Problem to solve:
Copy each of the entries below faithfully, setting aside any pictures.

Recorded data:
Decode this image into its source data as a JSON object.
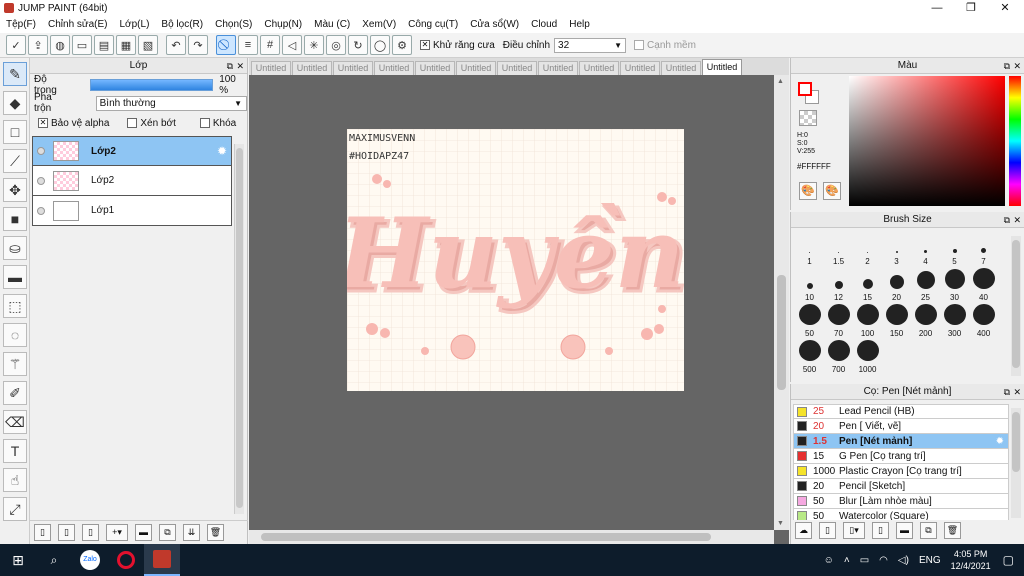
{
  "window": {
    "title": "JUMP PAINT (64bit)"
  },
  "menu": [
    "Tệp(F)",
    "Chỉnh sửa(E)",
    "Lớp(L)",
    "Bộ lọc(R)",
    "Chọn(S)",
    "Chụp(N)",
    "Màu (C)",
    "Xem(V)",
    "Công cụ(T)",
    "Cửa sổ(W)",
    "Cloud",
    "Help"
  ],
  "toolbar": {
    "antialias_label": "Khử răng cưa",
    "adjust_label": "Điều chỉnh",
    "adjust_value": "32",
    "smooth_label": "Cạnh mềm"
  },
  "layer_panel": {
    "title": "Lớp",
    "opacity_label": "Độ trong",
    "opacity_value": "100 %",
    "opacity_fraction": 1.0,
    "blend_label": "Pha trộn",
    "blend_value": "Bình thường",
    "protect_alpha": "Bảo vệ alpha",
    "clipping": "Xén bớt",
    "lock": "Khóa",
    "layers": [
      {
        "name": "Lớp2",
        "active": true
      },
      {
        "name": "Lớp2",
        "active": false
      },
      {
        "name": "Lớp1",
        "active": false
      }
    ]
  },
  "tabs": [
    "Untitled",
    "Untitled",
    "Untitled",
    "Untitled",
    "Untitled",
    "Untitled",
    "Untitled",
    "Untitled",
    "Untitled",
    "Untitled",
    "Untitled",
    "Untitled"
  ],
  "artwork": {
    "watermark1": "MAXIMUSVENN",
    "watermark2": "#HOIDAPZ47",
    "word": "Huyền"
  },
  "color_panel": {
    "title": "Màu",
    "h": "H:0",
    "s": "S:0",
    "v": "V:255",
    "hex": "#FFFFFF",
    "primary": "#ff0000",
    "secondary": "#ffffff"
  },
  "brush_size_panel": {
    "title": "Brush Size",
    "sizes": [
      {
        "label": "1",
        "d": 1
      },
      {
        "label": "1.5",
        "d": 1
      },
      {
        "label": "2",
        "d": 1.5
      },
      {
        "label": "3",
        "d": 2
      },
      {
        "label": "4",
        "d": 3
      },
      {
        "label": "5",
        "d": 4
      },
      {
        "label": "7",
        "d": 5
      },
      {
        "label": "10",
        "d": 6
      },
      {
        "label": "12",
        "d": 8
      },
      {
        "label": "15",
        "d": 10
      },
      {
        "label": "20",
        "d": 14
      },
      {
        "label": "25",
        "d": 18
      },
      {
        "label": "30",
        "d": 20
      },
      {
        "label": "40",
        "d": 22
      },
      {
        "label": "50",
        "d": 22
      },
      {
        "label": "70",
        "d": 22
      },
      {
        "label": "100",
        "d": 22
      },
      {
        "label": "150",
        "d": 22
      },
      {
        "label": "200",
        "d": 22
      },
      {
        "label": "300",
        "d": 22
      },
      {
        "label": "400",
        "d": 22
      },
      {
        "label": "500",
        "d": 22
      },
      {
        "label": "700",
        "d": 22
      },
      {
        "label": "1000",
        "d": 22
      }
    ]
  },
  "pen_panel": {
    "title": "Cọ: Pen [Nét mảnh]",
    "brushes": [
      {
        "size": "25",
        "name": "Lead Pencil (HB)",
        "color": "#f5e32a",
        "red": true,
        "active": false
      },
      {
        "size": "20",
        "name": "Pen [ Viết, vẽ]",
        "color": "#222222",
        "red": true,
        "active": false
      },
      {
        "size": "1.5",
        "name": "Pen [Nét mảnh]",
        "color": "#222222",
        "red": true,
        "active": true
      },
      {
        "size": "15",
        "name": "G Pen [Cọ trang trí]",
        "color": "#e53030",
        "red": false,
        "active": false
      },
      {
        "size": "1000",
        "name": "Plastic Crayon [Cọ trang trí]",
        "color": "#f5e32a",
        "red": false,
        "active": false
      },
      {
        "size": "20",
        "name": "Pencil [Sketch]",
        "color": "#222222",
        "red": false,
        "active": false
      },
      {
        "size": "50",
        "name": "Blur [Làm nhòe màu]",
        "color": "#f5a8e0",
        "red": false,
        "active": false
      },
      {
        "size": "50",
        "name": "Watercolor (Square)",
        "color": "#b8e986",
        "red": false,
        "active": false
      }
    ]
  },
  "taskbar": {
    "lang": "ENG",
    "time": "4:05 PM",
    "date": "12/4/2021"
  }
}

The answer:
Decode this image into its source data as a JSON object.
{
  "window": {
    "title": "JUMP PAINT (64bit)"
  },
  "menu": [
    "Tệp(F)",
    "Chỉnh sửa(E)",
    "Lớp(L)",
    "Bộ lọc(R)",
    "Chọn(S)",
    "Chụp(N)",
    "Màu (C)",
    "Xem(V)",
    "Công cụ(T)",
    "Cửa sổ(W)",
    "Cloud",
    "Help"
  ],
  "toolbar": {
    "antialias_label": "Khử răng cưa",
    "adjust_label": "Điều chỉnh",
    "adjust_value": "32",
    "smooth_label": "Cạnh mềm"
  },
  "layer_panel": {
    "title": "Lớp",
    "opacity_label": "Độ trong",
    "opacity_value": "100 %",
    "opacity_fraction": 1.0,
    "blend_label": "Pha trộn",
    "blend_value": "Bình thường",
    "protect_alpha": "Bảo vệ alpha",
    "clipping": "Xén bớt",
    "lock": "Khóa",
    "layers": [
      {
        "name": "Lớp2",
        "active": true
      },
      {
        "name": "Lớp2",
        "active": false
      },
      {
        "name": "Lớp1",
        "active": false
      }
    ]
  },
  "tabs": [
    "Untitled",
    "Untitled",
    "Untitled",
    "Untitled",
    "Untitled",
    "Untitled",
    "Untitled",
    "Untitled",
    "Untitled",
    "Untitled",
    "Untitled",
    "Untitled"
  ],
  "artwork": {
    "watermark1": "MAXIMUSVENN",
    "watermark2": "#HOIDAPZ47",
    "word": "Huyền"
  },
  "color_panel": {
    "title": "Màu",
    "h": "H:0",
    "s": "S:0",
    "v": "V:255",
    "hex": "#FFFFFF",
    "primary": "#ff0000",
    "secondary": "#ffffff"
  },
  "brush_size_panel": {
    "title": "Brush Size",
    "sizes": [
      {
        "label": "1",
        "d": 1
      },
      {
        "label": "1.5",
        "d": 1
      },
      {
        "label": "2",
        "d": 1.5
      },
      {
        "label": "3",
        "d": 2
      },
      {
        "label": "4",
        "d": 3
      },
      {
        "label": "5",
        "d": 4
      },
      {
        "label": "7",
        "d": 5
      },
      {
        "label": "10",
        "d": 6
      },
      {
        "label": "12",
        "d": 8
      },
      {
        "label": "15",
        "d": 10
      },
      {
        "label": "20",
        "d": 14
      },
      {
        "label": "25",
        "d": 18
      },
      {
        "label": "30",
        "d": 20
      },
      {
        "label": "40",
        "d": 22
      },
      {
        "label": "50",
        "d": 22
      },
      {
        "label": "70",
        "d": 22
      },
      {
        "label": "100",
        "d": 22
      },
      {
        "label": "150",
        "d": 22
      },
      {
        "label": "200",
        "d": 22
      },
      {
        "label": "300",
        "d": 22
      },
      {
        "label": "400",
        "d": 22
      },
      {
        "label": "500",
        "d": 22
      },
      {
        "label": "700",
        "d": 22
      },
      {
        "label": "1000",
        "d": 22
      }
    ]
  },
  "pen_panel": {
    "title": "Cọ: Pen [Nét mảnh]",
    "brushes": [
      {
        "size": "25",
        "name": "Lead Pencil (HB)",
        "color": "#f5e32a",
        "red": true,
        "active": false
      },
      {
        "size": "20",
        "name": "Pen [ Viết, vẽ]",
        "color": "#222222",
        "red": true,
        "active": false
      },
      {
        "size": "1.5",
        "name": "Pen [Nét mảnh]",
        "color": "#222222",
        "red": true,
        "active": true
      },
      {
        "size": "15",
        "name": "G Pen [Cọ trang trí]",
        "color": "#e53030",
        "red": false,
        "active": false
      },
      {
        "size": "1000",
        "name": "Plastic Crayon [Cọ trang trí]",
        "color": "#f5e32a",
        "red": false,
        "active": false
      },
      {
        "size": "20",
        "name": "Pencil [Sketch]",
        "color": "#222222",
        "red": false,
        "active": false
      },
      {
        "size": "50",
        "name": "Blur [Làm nhòe màu]",
        "color": "#f5a8e0",
        "red": false,
        "active": false
      },
      {
        "size": "50",
        "name": "Watercolor (Square)",
        "color": "#b8e986",
        "red": false,
        "active": false
      }
    ]
  },
  "taskbar": {
    "lang": "ENG",
    "time": "4:05 PM",
    "date": "12/4/2021"
  }
}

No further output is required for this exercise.